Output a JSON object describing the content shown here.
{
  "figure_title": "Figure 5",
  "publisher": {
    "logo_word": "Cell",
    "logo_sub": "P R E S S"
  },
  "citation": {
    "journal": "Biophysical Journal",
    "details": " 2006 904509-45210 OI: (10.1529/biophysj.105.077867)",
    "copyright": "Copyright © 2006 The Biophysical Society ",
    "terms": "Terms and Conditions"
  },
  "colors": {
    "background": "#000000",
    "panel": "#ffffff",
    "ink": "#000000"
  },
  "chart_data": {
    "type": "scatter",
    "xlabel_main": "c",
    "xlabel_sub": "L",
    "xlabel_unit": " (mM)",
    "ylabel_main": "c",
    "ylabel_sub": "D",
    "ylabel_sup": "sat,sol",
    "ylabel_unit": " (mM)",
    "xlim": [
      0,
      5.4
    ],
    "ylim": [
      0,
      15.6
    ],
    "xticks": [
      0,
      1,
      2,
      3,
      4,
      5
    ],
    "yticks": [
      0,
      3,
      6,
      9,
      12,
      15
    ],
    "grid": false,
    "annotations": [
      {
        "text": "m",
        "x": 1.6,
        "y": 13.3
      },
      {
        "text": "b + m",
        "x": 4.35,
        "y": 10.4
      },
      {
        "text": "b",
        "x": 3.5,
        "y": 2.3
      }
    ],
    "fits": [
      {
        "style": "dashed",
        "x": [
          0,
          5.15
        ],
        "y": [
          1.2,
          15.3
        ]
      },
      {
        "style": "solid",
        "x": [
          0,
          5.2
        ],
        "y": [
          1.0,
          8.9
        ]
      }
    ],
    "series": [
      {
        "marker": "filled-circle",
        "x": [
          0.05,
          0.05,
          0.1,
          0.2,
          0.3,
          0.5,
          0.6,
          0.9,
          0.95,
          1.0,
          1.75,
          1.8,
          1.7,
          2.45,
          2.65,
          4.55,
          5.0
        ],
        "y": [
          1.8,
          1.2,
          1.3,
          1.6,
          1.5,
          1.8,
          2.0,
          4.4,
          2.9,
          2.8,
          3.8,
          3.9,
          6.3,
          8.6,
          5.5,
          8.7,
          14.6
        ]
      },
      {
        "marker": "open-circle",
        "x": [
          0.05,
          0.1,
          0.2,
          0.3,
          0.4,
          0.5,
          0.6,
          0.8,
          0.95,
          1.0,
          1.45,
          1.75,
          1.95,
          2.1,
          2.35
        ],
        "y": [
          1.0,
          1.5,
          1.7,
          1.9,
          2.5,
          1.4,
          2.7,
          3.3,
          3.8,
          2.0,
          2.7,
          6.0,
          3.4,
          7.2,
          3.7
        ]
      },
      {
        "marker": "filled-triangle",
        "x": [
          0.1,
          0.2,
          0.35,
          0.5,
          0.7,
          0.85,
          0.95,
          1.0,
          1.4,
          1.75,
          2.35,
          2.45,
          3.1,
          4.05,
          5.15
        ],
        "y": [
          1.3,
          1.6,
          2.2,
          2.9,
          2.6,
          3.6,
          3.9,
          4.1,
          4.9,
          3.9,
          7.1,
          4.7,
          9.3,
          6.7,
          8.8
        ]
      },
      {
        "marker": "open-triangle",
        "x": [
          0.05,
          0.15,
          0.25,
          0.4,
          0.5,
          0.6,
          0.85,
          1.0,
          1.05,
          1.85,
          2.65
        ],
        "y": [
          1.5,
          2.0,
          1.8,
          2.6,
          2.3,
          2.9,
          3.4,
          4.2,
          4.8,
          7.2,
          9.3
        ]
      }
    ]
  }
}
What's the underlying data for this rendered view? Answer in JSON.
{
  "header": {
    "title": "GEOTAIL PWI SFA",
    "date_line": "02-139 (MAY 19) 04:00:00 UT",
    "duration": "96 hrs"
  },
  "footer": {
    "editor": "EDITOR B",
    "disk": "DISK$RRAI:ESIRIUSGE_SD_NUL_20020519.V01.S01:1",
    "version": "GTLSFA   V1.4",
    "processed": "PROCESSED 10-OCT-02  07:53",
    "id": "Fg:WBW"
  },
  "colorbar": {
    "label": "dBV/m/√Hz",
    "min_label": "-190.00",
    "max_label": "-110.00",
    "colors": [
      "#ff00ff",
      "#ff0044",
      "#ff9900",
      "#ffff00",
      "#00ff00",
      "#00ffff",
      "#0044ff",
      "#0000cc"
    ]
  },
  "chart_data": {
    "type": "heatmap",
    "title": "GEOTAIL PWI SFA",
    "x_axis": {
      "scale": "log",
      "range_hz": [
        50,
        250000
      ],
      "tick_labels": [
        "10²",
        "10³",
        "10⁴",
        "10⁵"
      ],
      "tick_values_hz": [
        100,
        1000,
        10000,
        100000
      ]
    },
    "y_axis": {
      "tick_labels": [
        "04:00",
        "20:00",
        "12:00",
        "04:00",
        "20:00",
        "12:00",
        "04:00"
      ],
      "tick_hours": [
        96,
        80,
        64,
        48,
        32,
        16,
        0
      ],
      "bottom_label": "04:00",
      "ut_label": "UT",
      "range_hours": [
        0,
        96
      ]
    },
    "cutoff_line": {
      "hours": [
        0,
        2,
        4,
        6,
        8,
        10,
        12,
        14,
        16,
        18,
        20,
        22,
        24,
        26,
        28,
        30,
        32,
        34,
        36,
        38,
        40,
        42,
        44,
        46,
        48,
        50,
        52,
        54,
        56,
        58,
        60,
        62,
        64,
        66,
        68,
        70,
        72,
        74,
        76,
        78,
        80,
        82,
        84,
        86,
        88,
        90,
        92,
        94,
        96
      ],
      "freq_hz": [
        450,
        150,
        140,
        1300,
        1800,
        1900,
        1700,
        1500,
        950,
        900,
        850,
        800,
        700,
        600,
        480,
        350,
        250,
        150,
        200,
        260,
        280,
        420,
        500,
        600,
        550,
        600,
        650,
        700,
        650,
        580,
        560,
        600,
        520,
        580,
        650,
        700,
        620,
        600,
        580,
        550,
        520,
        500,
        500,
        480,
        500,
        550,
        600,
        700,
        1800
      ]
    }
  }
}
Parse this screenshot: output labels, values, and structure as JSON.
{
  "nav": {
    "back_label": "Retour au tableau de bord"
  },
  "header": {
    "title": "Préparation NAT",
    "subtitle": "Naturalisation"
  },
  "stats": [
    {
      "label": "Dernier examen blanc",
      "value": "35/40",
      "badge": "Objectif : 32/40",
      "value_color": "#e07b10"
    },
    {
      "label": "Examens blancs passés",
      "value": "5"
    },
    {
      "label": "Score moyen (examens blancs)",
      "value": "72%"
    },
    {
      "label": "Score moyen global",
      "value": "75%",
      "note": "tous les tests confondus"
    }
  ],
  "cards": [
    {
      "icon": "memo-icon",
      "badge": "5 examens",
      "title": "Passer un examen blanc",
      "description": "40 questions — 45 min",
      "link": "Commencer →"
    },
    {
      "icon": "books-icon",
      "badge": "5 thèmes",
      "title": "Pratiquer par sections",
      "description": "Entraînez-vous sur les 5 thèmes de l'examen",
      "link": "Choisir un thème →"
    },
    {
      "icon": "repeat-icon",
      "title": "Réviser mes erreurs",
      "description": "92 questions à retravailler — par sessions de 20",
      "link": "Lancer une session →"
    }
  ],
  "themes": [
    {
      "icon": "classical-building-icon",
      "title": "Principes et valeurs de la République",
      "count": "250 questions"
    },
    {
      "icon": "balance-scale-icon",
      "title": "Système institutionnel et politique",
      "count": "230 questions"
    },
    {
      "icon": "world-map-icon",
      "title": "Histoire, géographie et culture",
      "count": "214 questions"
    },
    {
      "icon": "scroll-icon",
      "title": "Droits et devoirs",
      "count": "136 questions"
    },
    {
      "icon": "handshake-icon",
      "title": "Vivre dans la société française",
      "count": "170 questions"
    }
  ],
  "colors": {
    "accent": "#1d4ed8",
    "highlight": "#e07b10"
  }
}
※
### Task requirements
Pick out, from the lines above, every one that contains the string "questions".

### Exercise answer
      "description": "40 questions — 45 min",
      "description": "92 questions à retravailler — par sessions de 20",
      "count": "250 questions"
      "count": "230 questions"
      "count": "214 questions"
      "count": "136 questions"
      "count": "170 questions"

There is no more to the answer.